SUPPLIED DATA:
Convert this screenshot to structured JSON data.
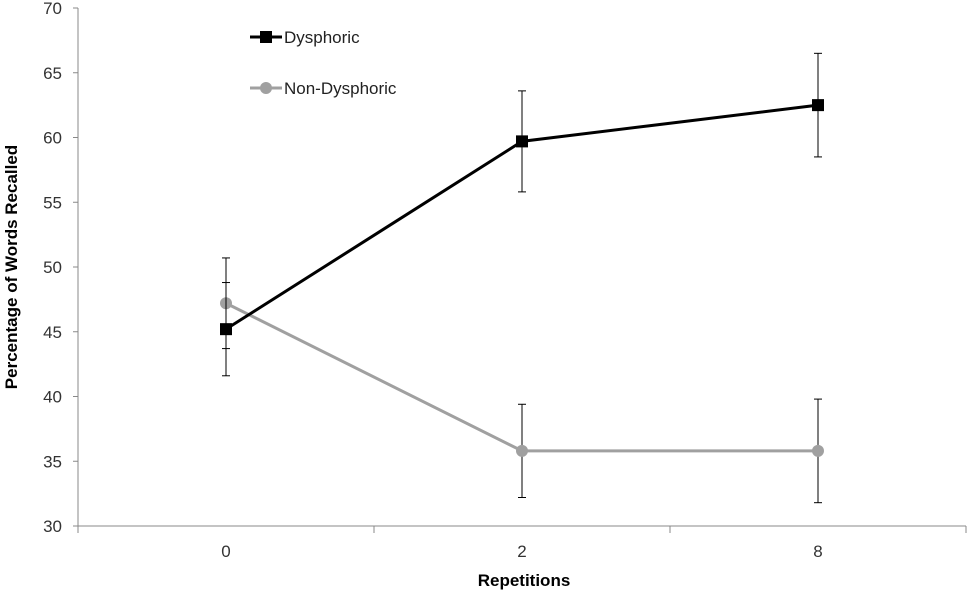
{
  "chart_data": {
    "type": "line",
    "categories": [
      "0",
      "2",
      "8"
    ],
    "xlabel": "Repetitions",
    "ylabel": "Percentage of Words Recalled",
    "ylim": [
      30,
      70
    ],
    "yticks": [
      30,
      35,
      40,
      45,
      50,
      55,
      60,
      65,
      70
    ],
    "grid": false,
    "legend_position": "top-left",
    "series": [
      {
        "name": "Dysphoric",
        "values": [
          45.2,
          59.7,
          62.5
        ],
        "error": [
          3.6,
          3.9,
          4.0
        ],
        "color": "#000000",
        "marker": "square"
      },
      {
        "name": "Non-Dysphoric",
        "values": [
          47.2,
          35.8,
          35.8
        ],
        "error": [
          3.5,
          3.6,
          4.0
        ],
        "color": "#a0a0a0",
        "marker": "circle"
      }
    ]
  }
}
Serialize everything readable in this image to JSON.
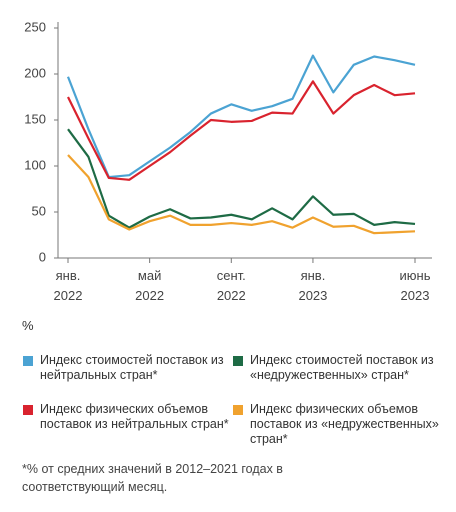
{
  "chart_data": {
    "type": "line",
    "categories": [
      "янв.\n2022",
      null,
      null,
      null,
      "май\n2022",
      null,
      null,
      null,
      "сент.\n2022",
      null,
      null,
      null,
      "янв.\n2023",
      null,
      null,
      null,
      null,
      "июнь\n2023"
    ],
    "series": [
      {
        "name": "Индекс стоимостей поставок из нейтральных стран*",
        "color": "#4ba3d3",
        "values": [
          197,
          140,
          88,
          90,
          105,
          120,
          137,
          157,
          167,
          160,
          165,
          173,
          220,
          180,
          210,
          219,
          215,
          210
        ]
      },
      {
        "name": "Индекс стоимостей поставок из «недружественных» стран*",
        "color": "#1e6b45",
        "values": [
          140,
          110,
          46,
          33,
          45,
          53,
          43,
          44,
          47,
          42,
          54,
          42,
          67,
          47,
          48,
          36,
          39,
          37
        ]
      },
      {
        "name": "Индекс физических объемов поставок из нейтральных стран*",
        "color": "#d9232e",
        "values": [
          175,
          130,
          87,
          85,
          100,
          115,
          133,
          150,
          148,
          149,
          158,
          157,
          192,
          157,
          177,
          188,
          177,
          179
        ]
      },
      {
        "name": "Индекс физических объемов поставок из «недружественных» стран*",
        "color": "#f0a22e",
        "values": [
          112,
          88,
          42,
          31,
          40,
          46,
          36,
          36,
          38,
          36,
          40,
          33,
          44,
          34,
          35,
          27,
          28,
          29
        ]
      }
    ],
    "ylim": [
      0,
      250
    ],
    "yticks": [
      0,
      50,
      100,
      150,
      200,
      250
    ],
    "unit_label": "%",
    "footnote": "*% от средних значений в 2012–2021 годах в соответствующий месяц."
  }
}
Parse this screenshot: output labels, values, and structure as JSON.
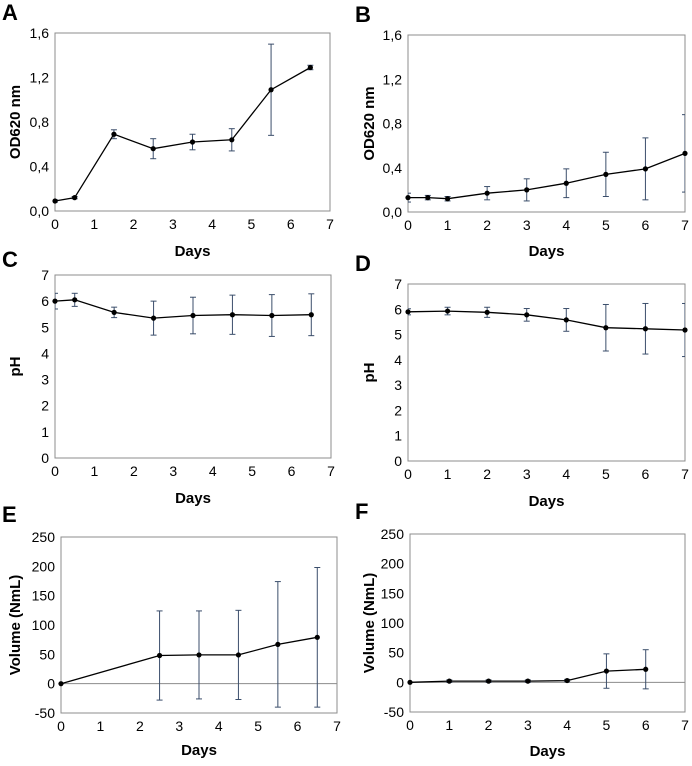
{
  "chart_data": [
    {
      "panel": "A",
      "type": "line",
      "xlabel": "Days",
      "ylabel": "OD620 nm",
      "xlim": [
        0,
        7
      ],
      "ylim": [
        0,
        1.6
      ],
      "xticks": [
        "0",
        "1",
        "2",
        "3",
        "4",
        "5",
        "6",
        "7"
      ],
      "yticks": [
        "0,0",
        "0,4",
        "0,8",
        "1,2",
        "1,6"
      ],
      "x": [
        0,
        0.5,
        1.5,
        2.5,
        3.5,
        4.5,
        5.5,
        6.5
      ],
      "y": [
        0.09,
        0.12,
        0.69,
        0.56,
        0.62,
        0.64,
        1.09,
        1.29
      ],
      "err": [
        0.01,
        0.01,
        0.04,
        0.09,
        0.07,
        0.1,
        0.41,
        0.02
      ]
    },
    {
      "panel": "B",
      "type": "line",
      "xlabel": "Days",
      "ylabel": "OD620 nm",
      "xlim": [
        0,
        7
      ],
      "ylim": [
        0,
        1.6
      ],
      "xticks": [
        "0",
        "1",
        "2",
        "3",
        "4",
        "5",
        "6",
        "7"
      ],
      "yticks": [
        "0,0",
        "0,4",
        "0,8",
        "1,2",
        "1,6"
      ],
      "x": [
        0,
        0.5,
        1,
        2,
        3,
        4,
        5,
        6,
        7
      ],
      "y": [
        0.13,
        0.13,
        0.12,
        0.17,
        0.2,
        0.26,
        0.34,
        0.39,
        0.53
      ],
      "err": [
        0.04,
        0.02,
        0.02,
        0.06,
        0.1,
        0.13,
        0.2,
        0.28,
        0.35
      ]
    },
    {
      "panel": "C",
      "type": "line",
      "xlabel": "Days",
      "ylabel": "pH",
      "xlim": [
        0,
        7
      ],
      "ylim": [
        0,
        7
      ],
      "xticks": [
        "0",
        "1",
        "2",
        "3",
        "4",
        "5",
        "6",
        "7"
      ],
      "yticks": [
        "0",
        "1",
        "2",
        "3",
        "4",
        "5",
        "6",
        "7"
      ],
      "x": [
        0,
        0.5,
        1.5,
        2.5,
        3.5,
        4.5,
        5.5,
        6.5
      ],
      "y": [
        6.0,
        6.05,
        5.57,
        5.35,
        5.45,
        5.48,
        5.45,
        5.48
      ],
      "err": [
        0.3,
        0.25,
        0.2,
        0.65,
        0.7,
        0.75,
        0.8,
        0.8
      ]
    },
    {
      "panel": "D",
      "type": "line",
      "xlabel": "Days",
      "ylabel": "pH",
      "xlim": [
        0,
        7
      ],
      "ylim": [
        0,
        7
      ],
      "xticks": [
        "0",
        "1",
        "2",
        "3",
        "4",
        "5",
        "6",
        "7"
      ],
      "yticks": [
        "0",
        "1",
        "2",
        "3",
        "4",
        "5",
        "6",
        "7"
      ],
      "x": [
        0,
        1,
        2,
        3,
        4,
        5,
        6,
        7
      ],
      "y": [
        5.9,
        5.93,
        5.88,
        5.78,
        5.58,
        5.27,
        5.23,
        5.18
      ],
      "err": [
        0.12,
        0.15,
        0.2,
        0.25,
        0.45,
        0.92,
        1.0,
        1.05
      ]
    },
    {
      "panel": "E",
      "type": "line",
      "xlabel": "Days",
      "ylabel": "Volume (NmL)",
      "xlim": [
        0,
        7
      ],
      "ylim": [
        -50,
        250
      ],
      "xticks": [
        "0",
        "1",
        "2",
        "3",
        "4",
        "5",
        "6",
        "7"
      ],
      "yticks": [
        "-50",
        "0",
        "50",
        "100",
        "150",
        "200",
        "250"
      ],
      "x": [
        0,
        2.5,
        3.5,
        4.5,
        5.5,
        6.5
      ],
      "y": [
        0,
        48,
        49,
        49,
        67,
        79
      ],
      "err": [
        0,
        76,
        75,
        76,
        107,
        119
      ]
    },
    {
      "panel": "F",
      "type": "line",
      "xlabel": "Days",
      "ylabel": "Volume (NmL)",
      "xlim": [
        0,
        7
      ],
      "ylim": [
        -50,
        250
      ],
      "xticks": [
        "0",
        "1",
        "2",
        "3",
        "4",
        "5",
        "6",
        "7"
      ],
      "yticks": [
        "-50",
        "0",
        "50",
        "100",
        "150",
        "200",
        "250"
      ],
      "x": [
        0,
        1,
        2,
        3,
        4,
        5,
        6
      ],
      "y": [
        0,
        2,
        2,
        2,
        3,
        19,
        22
      ],
      "err": [
        0,
        2,
        2,
        2,
        2,
        29,
        33
      ]
    }
  ]
}
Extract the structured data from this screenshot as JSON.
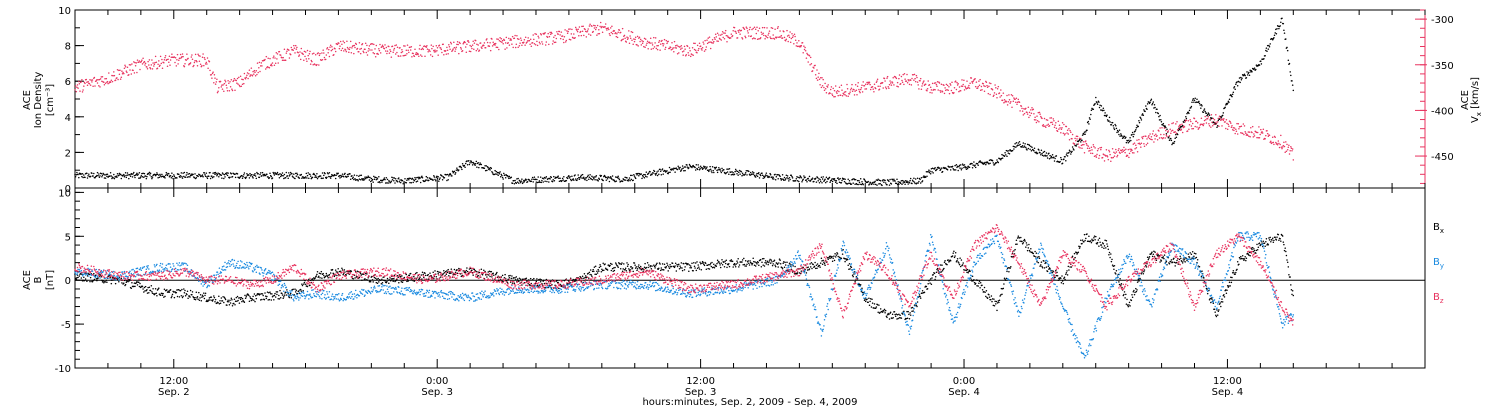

GOAL:
Each entry gets copied exactly; the pictures stay out.

RESPONSE TO THE TASK:
Convert this screenshot to structured JSON data.
{
  "chart_data": {
    "type": "line",
    "categories": [
      "0",
      "2",
      "8"
    ],
    "xlabel": "Repetitions",
    "ylabel": "Percentage of Words Recalled",
    "ylim": [
      30,
      70
    ],
    "yticks": [
      30,
      35,
      40,
      45,
      50,
      55,
      60,
      65,
      70
    ],
    "grid": false,
    "legend_position": "top-left",
    "series": [
      {
        "name": "Dysphoric",
        "values": [
          45.2,
          59.7,
          62.5
        ],
        "error": [
          3.6,
          3.9,
          4.0
        ],
        "color": "#000000",
        "marker": "square"
      },
      {
        "name": "Non-Dysphoric",
        "values": [
          47.2,
          35.8,
          35.8
        ],
        "error": [
          3.5,
          3.6,
          4.0
        ],
        "color": "#a0a0a0",
        "marker": "circle"
      }
    ]
  }
}
Serialize everything readable in this image to JSON.
{
  "chart_data": {
    "type": "line",
    "categories": [
      "янв.\n2022",
      null,
      null,
      null,
      "май\n2022",
      null,
      null,
      null,
      "сент.\n2022",
      null,
      null,
      null,
      "янв.\n2023",
      null,
      null,
      null,
      null,
      "июнь\n2023"
    ],
    "series": [
      {
        "name": "Индекс стоимостей поставок из нейтральных стран*",
        "color": "#4ba3d3",
        "values": [
          197,
          140,
          88,
          90,
          105,
          120,
          137,
          157,
          167,
          160,
          165,
          173,
          220,
          180,
          210,
          219,
          215,
          210
        ]
      },
      {
        "name": "Индекс стоимостей поставок из «недружественных» стран*",
        "color": "#1e6b45",
        "values": [
          140,
          110,
          46,
          33,
          45,
          53,
          43,
          44,
          47,
          42,
          54,
          42,
          67,
          47,
          48,
          36,
          39,
          37
        ]
      },
      {
        "name": "Индекс физических объемов поставок из нейтральных стран*",
        "color": "#d9232e",
        "values": [
          175,
          130,
          87,
          85,
          100,
          115,
          133,
          150,
          148,
          149,
          158,
          157,
          192,
          157,
          177,
          188,
          177,
          179
        ]
      },
      {
        "name": "Индекс физических объемов поставок из «недружественных» стран*",
        "color": "#f0a22e",
        "values": [
          112,
          88,
          42,
          31,
          40,
          46,
          36,
          36,
          38,
          36,
          40,
          33,
          44,
          34,
          35,
          27,
          28,
          29
        ]
      }
    ],
    "ylim": [
      0,
      250
    ],
    "yticks": [
      0,
      50,
      100,
      150,
      200,
      250
    ],
    "unit_label": "%",
    "footnote": "*% от средних значений в 2012–2021 годах в соответствующий месяц."
  }
}
Parse this screenshot: output labels, values, and structure as JSON.
{
  "chart_data": [
    {
      "panel": "A",
      "type": "line",
      "xlabel": "Days",
      "ylabel": "OD620 nm",
      "xlim": [
        0,
        7
      ],
      "ylim": [
        0,
        1.6
      ],
      "xticks": [
        "0",
        "1",
        "2",
        "3",
        "4",
        "5",
        "6",
        "7"
      ],
      "yticks": [
        "0,0",
        "0,4",
        "0,8",
        "1,2",
        "1,6"
      ],
      "x": [
        0,
        0.5,
        1.5,
        2.5,
        3.5,
        4.5,
        5.5,
        6.5
      ],
      "y": [
        0.09,
        0.12,
        0.69,
        0.56,
        0.62,
        0.64,
        1.09,
        1.29
      ],
      "err": [
        0.01,
        0.01,
        0.04,
        0.09,
        0.07,
        0.1,
        0.41,
        0.02
      ]
    },
    {
      "panel": "B",
      "type": "line",
      "xlabel": "Days",
      "ylabel": "OD620 nm",
      "xlim": [
        0,
        7
      ],
      "ylim": [
        0,
        1.6
      ],
      "xticks": [
        "0",
        "1",
        "2",
        "3",
        "4",
        "5",
        "6",
        "7"
      ],
      "yticks": [
        "0,0",
        "0,4",
        "0,8",
        "1,2",
        "1,6"
      ],
      "x": [
        0,
        0.5,
        1,
        2,
        3,
        4,
        5,
        6,
        7
      ],
      "y": [
        0.13,
        0.13,
        0.12,
        0.17,
        0.2,
        0.26,
        0.34,
        0.39,
        0.53
      ],
      "err": [
        0.04,
        0.02,
        0.02,
        0.06,
        0.1,
        0.13,
        0.2,
        0.28,
        0.35
      ]
    },
    {
      "panel": "C",
      "type": "line",
      "xlabel": "Days",
      "ylabel": "pH",
      "xlim": [
        0,
        7
      ],
      "ylim": [
        0,
        7
      ],
      "xticks": [
        "0",
        "1",
        "2",
        "3",
        "4",
        "5",
        "6",
        "7"
      ],
      "yticks": [
        "0",
        "1",
        "2",
        "3",
        "4",
        "5",
        "6",
        "7"
      ],
      "x": [
        0,
        0.5,
        1.5,
        2.5,
        3.5,
        4.5,
        5.5,
        6.5
      ],
      "y": [
        6.0,
        6.05,
        5.57,
        5.35,
        5.45,
        5.48,
        5.45,
        5.48
      ],
      "err": [
        0.3,
        0.25,
        0.2,
        0.65,
        0.7,
        0.75,
        0.8,
        0.8
      ]
    },
    {
      "panel": "D",
      "type": "line",
      "xlabel": "Days",
      "ylabel": "pH",
      "xlim": [
        0,
        7
      ],
      "ylim": [
        0,
        7
      ],
      "xticks": [
        "0",
        "1",
        "2",
        "3",
        "4",
        "5",
        "6",
        "7"
      ],
      "yticks": [
        "0",
        "1",
        "2",
        "3",
        "4",
        "5",
        "6",
        "7"
      ],
      "x": [
        0,
        1,
        2,
        3,
        4,
        5,
        6,
        7
      ],
      "y": [
        5.9,
        5.93,
        5.88,
        5.78,
        5.58,
        5.27,
        5.23,
        5.18
      ],
      "err": [
        0.12,
        0.15,
        0.2,
        0.25,
        0.45,
        0.92,
        1.0,
        1.05
      ]
    },
    {
      "panel": "E",
      "type": "line",
      "xlabel": "Days",
      "ylabel": "Volume (NmL)",
      "xlim": [
        0,
        7
      ],
      "ylim": [
        -50,
        250
      ],
      "xticks": [
        "0",
        "1",
        "2",
        "3",
        "4",
        "5",
        "6",
        "7"
      ],
      "yticks": [
        "-50",
        "0",
        "50",
        "100",
        "150",
        "200",
        "250"
      ],
      "x": [
        0,
        2.5,
        3.5,
        4.5,
        5.5,
        6.5
      ],
      "y": [
        0,
        48,
        49,
        49,
        67,
        79
      ],
      "err": [
        0,
        76,
        75,
        76,
        107,
        119
      ]
    },
    {
      "panel": "F",
      "type": "line",
      "xlabel": "Days",
      "ylabel": "Volume (NmL)",
      "xlim": [
        0,
        7
      ],
      "ylim": [
        -50,
        250
      ],
      "xticks": [
        "0",
        "1",
        "2",
        "3",
        "4",
        "5",
        "6",
        "7"
      ],
      "yticks": [
        "-50",
        "0",
        "50",
        "100",
        "150",
        "200",
        "250"
      ],
      "x": [
        0,
        1,
        2,
        3,
        4,
        5,
        6
      ],
      "y": [
        0,
        2,
        2,
        2,
        3,
        19,
        22
      ],
      "err": [
        0,
        2,
        2,
        2,
        2,
        29,
        33
      ]
    }
  ]
}
Extract the structured data from this screenshot as JSON.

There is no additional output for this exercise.